:: DATA SHOWN ::
┏━━
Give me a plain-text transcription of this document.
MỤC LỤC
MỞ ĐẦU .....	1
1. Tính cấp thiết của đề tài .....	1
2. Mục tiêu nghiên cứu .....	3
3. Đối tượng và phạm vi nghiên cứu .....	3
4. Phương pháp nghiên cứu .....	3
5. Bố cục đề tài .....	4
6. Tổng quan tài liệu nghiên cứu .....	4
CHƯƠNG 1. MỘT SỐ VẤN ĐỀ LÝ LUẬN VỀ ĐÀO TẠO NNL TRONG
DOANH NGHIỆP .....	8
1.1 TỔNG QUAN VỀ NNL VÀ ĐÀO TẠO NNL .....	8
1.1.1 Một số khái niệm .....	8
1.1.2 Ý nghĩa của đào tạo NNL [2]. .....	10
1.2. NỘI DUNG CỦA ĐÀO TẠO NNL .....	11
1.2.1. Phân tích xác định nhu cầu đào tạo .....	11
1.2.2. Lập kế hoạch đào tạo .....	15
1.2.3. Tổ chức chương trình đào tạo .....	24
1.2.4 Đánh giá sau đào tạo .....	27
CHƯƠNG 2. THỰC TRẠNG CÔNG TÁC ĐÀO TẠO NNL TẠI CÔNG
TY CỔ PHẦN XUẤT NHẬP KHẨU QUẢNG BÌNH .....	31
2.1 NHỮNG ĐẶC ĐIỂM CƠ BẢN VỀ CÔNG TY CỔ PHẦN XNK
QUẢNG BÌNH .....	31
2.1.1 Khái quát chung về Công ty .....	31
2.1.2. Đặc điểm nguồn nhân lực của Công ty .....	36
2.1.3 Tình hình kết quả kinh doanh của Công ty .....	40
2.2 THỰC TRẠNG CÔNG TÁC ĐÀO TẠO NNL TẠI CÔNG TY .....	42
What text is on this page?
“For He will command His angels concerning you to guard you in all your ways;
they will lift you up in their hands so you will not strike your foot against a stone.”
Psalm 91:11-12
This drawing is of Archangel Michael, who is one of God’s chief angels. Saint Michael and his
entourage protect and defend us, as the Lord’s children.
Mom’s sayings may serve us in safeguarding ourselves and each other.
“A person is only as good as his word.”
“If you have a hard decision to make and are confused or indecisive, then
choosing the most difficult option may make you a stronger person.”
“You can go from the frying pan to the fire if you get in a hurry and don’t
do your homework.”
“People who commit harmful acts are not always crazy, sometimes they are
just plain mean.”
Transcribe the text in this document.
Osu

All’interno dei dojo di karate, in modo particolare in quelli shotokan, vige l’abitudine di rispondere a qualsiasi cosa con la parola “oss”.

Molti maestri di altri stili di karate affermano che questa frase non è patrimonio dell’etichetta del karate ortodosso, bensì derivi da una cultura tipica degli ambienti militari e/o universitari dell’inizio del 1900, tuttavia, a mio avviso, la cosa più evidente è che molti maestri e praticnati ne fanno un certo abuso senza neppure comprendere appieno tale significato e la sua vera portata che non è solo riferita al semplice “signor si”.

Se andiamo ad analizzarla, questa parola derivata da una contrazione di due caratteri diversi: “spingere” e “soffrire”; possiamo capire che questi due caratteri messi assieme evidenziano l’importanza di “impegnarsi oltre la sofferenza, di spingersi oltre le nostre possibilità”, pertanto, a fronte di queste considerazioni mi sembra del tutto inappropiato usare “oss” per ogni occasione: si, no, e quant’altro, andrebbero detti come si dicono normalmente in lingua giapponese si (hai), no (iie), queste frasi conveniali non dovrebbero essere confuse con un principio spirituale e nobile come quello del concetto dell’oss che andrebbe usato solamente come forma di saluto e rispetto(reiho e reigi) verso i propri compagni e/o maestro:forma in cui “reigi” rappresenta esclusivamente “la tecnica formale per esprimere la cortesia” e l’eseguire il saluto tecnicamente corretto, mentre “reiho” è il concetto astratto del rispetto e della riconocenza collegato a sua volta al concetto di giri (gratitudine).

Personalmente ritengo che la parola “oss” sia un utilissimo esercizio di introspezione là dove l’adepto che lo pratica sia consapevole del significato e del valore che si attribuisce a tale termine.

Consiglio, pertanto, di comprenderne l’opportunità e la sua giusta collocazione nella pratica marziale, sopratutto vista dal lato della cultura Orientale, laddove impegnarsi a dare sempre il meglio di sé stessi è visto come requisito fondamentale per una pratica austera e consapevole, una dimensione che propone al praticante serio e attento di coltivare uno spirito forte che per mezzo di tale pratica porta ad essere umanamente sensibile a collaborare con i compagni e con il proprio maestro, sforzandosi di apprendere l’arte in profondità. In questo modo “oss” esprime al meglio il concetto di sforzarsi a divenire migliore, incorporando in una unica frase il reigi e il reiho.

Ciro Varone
┗━━
:: EXERCISE DETAILS ::
In this exercise, repeat all entries exactly.

:: REPLY ::
Give me a plain-text transcription of this document.
MỤC LỤC
MỞ ĐẦU .....	1
1. Tính cấp thiết của đề tài .....	1
2. Mục tiêu nghiên cứu .....	3
3. Đối tượng và phạm vi nghiên cứu .....	3
4. Phương pháp nghiên cứu .....	3
5. Bố cục đề tài .....	4
6. Tổng quan tài liệu nghiên cứu .....	4
CHƯƠNG 1. MỘT SỐ VẤN ĐỀ LÝ LUẬN VỀ ĐÀO TẠO NNL TRONG
DOANH NGHIỆP .....	8
1.1 TỔNG QUAN VỀ NNL VÀ ĐÀO TẠO NNL .....	8
1.1.1 Một số khái niệm .....	8
1.1.2 Ý nghĩa của đào tạo NNL [2]. .....	10
1.2. NỘI DUNG CỦA ĐÀO TẠO NNL .....	11
1.2.1. Phân tích xác định nhu cầu đào tạo .....	11
1.2.2. Lập kế hoạch đào tạo .....	15
1.2.3. Tổ chức chương trình đào tạo .....	24
1.2.4 Đánh giá sau đào tạo .....	27
CHƯƠNG 2. THỰC TRẠNG CÔNG TÁC ĐÀO TẠO NNL TẠI CÔNG
TY CỔ PHẦN XUẤT NHẬP KHẨU QUẢNG BÌNH .....	31
2.1 NHỮNG ĐẶC ĐIỂM CƠ BẢN VỀ CÔNG TY CỔ PHẦN XNK
QUẢNG BÌNH .....	31
2.1.1 Khái quát chung về Công ty .....	31
2.1.2. Đặc điểm nguồn nhân lực của Công ty .....	36
2.1.3 Tình hình kết quả kinh doanh của Công ty .....	40
2.2 THỰC TRẠNG CÔNG TÁC ĐÀO TẠO NNL TẠI CÔNG TY .....	42
What text is on this page?
“For He will command His angels concerning you to guard you in all your ways;
they will lift you up in their hands so you will not strike your foot against a stone.”
Psalm 91:11-12
This drawing is of Archangel Michael, who is one of God’s chief angels. Saint Michael and his
entourage protect and defend us, as the Lord’s children.
Mom’s sayings may serve us in safeguarding ourselves and each other.
“A person is only as good as his word.”
“If you have a hard decision to make and are confused or indecisive, then
choosing the most difficult option may make you a stronger person.”
“You can go from the frying pan to the fire if you get in a hurry and don’t
do your homework.”
“People who commit harmful acts are not always crazy, sometimes they are
just plain mean.”
Transcribe the text in this document.
Osu

All’interno dei dojo di karate, in modo particolare in quelli shotokan, vige l’abitudine di rispondere a qualsiasi cosa con la parola “oss”.

Molti maestri di altri stili di karate affermano che questa frase non è patrimonio dell’etichetta del karate ortodosso, bensì derivi da una cultura tipica degli ambienti militari e/o universitari dell’inizio del 1900, tuttavia, a mio avviso, la cosa più evidente è che molti maestri e praticnati ne fanno un certo abuso senza neppure comprendere appieno tale significato e la sua vera portata che non è solo riferita al semplice “signor si”.

Se andiamo ad analizzarla, questa parola derivata da una contrazione di due caratteri diversi: “spingere” e “soffrire”; possiamo capire che questi due caratteri messi assieme evidenziano l’importanza di “impegnarsi oltre la sofferenza, di spingersi oltre le nostre possibilità”, pertanto, a fronte di queste considerazioni mi sembra del tutto inappropiato usare “oss” per ogni occasione: si, no, e quant’altro, andrebbero detti come si dicono normalmente in lingua giapponese si (hai), no (iie), queste frasi conveniali non dovrebbero essere confuse con un principio spirituale e nobile come quello del concetto dell’oss che andrebbe usato solamente come forma di saluto e rispetto(reiho e reigi) verso i propri compagni e/o maestro:forma in cui “reigi” rappresenta esclusivamente “la tecnica formale per esprimere la cortesia” e l’eseguire il saluto tecnicamente corretto, mentre “reiho” è il concetto astratto del rispetto e della riconocenza collegato a sua volta al concetto di giri (gratitudine).

Personalmente ritengo che la parola “oss” sia un utilissimo esercizio di introspezione là dove l’adepto che lo pratica sia consapevole del significato e del valore che si attribuisce a tale termine.

Consiglio, pertanto, di comprenderne l’opportunità e la sua giusta collocazione nella pratica marziale, sopratutto vista dal lato della cultura Orientale, laddove impegnarsi a dare sempre il meglio di sé stessi è visto come requisito fondamentale per una pratica austera e consapevole, una dimensione che propone al praticante serio e attento di coltivare uno spirito forte che per mezzo di tale pratica porta ad essere umanamente sensibile a collaborare con i compagni e con il proprio maestro, sforzandosi di apprendere l’arte in profondità. In questo modo “oss” esprime al meglio il concetto di sforzarsi a divenire migliore, incorporando in una unica frase il reigi e il reiho.

Ciro Varone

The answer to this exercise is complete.